Extract the lines that hold the string "острым".

[Extracted records]
--- begin ---

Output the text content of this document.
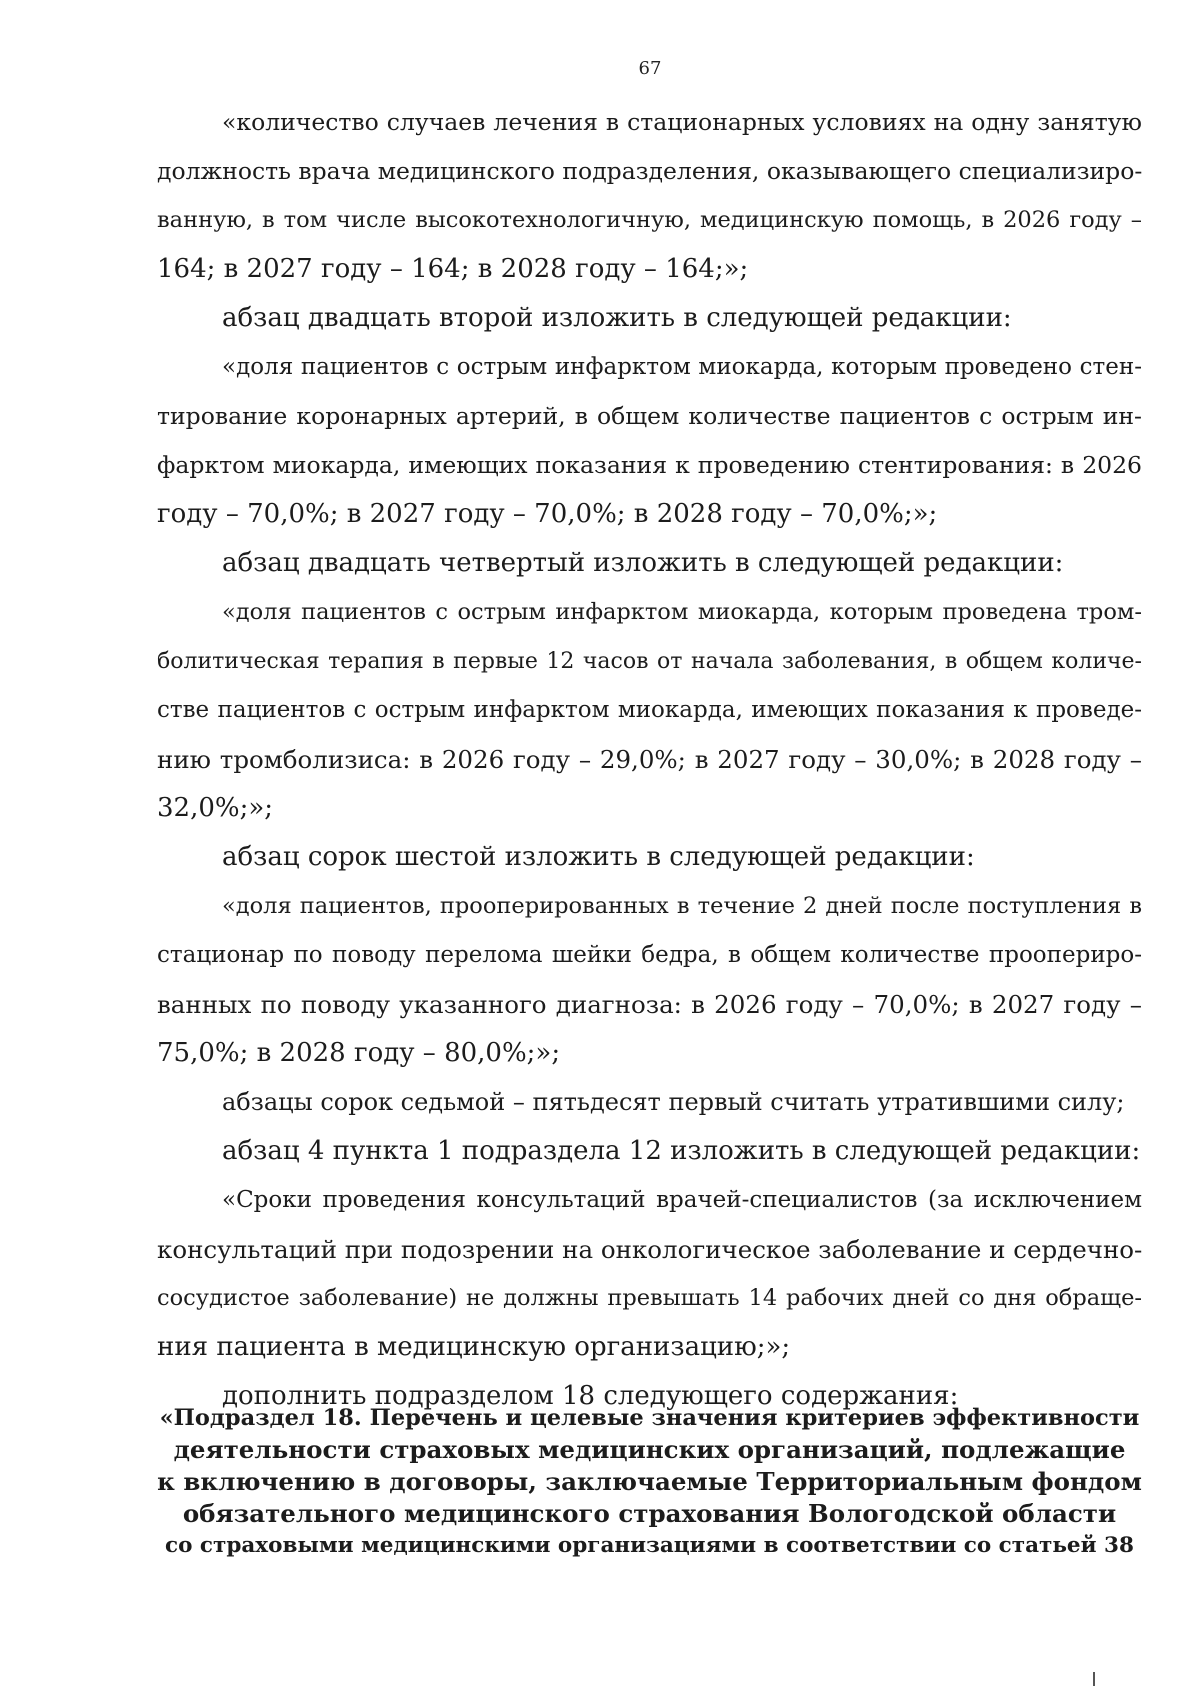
67
«количество случаев лечения в стационарных условиях на одну занятую
должность врача медицинского подразделения, оказывающего специализиро-
ванную, в том числе высокотехнологичную, медицинскую помощь, в 2026 году –
164; в 2027 году – 164; в 2028 году – 164;»;
абзац двадцать второй изложить в следующей редакции:
«доля пациентов с острым инфарктом миокарда, которым проведено стен-
тирование коронарных артерий, в общем количестве пациентов с острым ин-
фарктом миокарда, имеющих показания к проведению стентирования: в 2026
году – 70,0%; в 2027 году – 70,0%; в 2028 году – 70,0%;»;
абзац двадцать четвертый изложить в следующей редакции:
«доля пациентов с острым инфарктом миокарда, которым проведена тром-
болитическая терапия в первые 12 часов от начала заболевания, в общем количе-
стве пациентов с острым инфарктом миокарда, имеющих показания к проведе-
нию тромболизиса: в 2026 году – 29,0%; в 2027 году – 30,0%; в 2028 году –
32,0%;»;
абзац сорок шестой изложить в следующей редакции:
«доля пациентов, прооперированных в течение 2 дней после поступления в
стационар по поводу перелома шейки бедра, в общем количестве проопериро-
ванных по поводу указанного диагноза: в 2026 году – 70,0%; в 2027 году –
75,0%; в 2028 году – 80,0%;»;
абзацы сорок седьмой – пятьдесят первый считать утратившими силу;
абзац 4 пункта 1 подраздела 12 изложить в следующей редакции:
«Сроки проведения консультаций врачей-специалистов (за исключением
консультаций при подозрении на онкологическое заболевание и сердечно-
сосудистое заболевание) не должны превышать 14 рабочих дней со дня обраще-
ния пациента в медицинскую организацию;»;
дополнить подразделом 18 следующего содержания:
«Подраздел 18. Перечень и целевые значения критериев эффективности
деятельности страховых медицинских организаций, подлежащие
к включению в договоры, заключаемые Территориальным фондом
обязательного медицинского страхования Вологодской области
со страховыми медицинскими организациями в соответствии со статьей 38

--- end ---

» **RESPONSE FOR THIS EXERCISE**
«доля пациентов с острым инфарктом миокарда, которым проведено стен-
тирование коронарных артерий, в общем количестве пациентов с острым ин-
«доля пациентов с острым инфарктом миокарда, которым проведена тром-
стве пациентов с острым инфарктом миокарда, имеющих показания к проведе-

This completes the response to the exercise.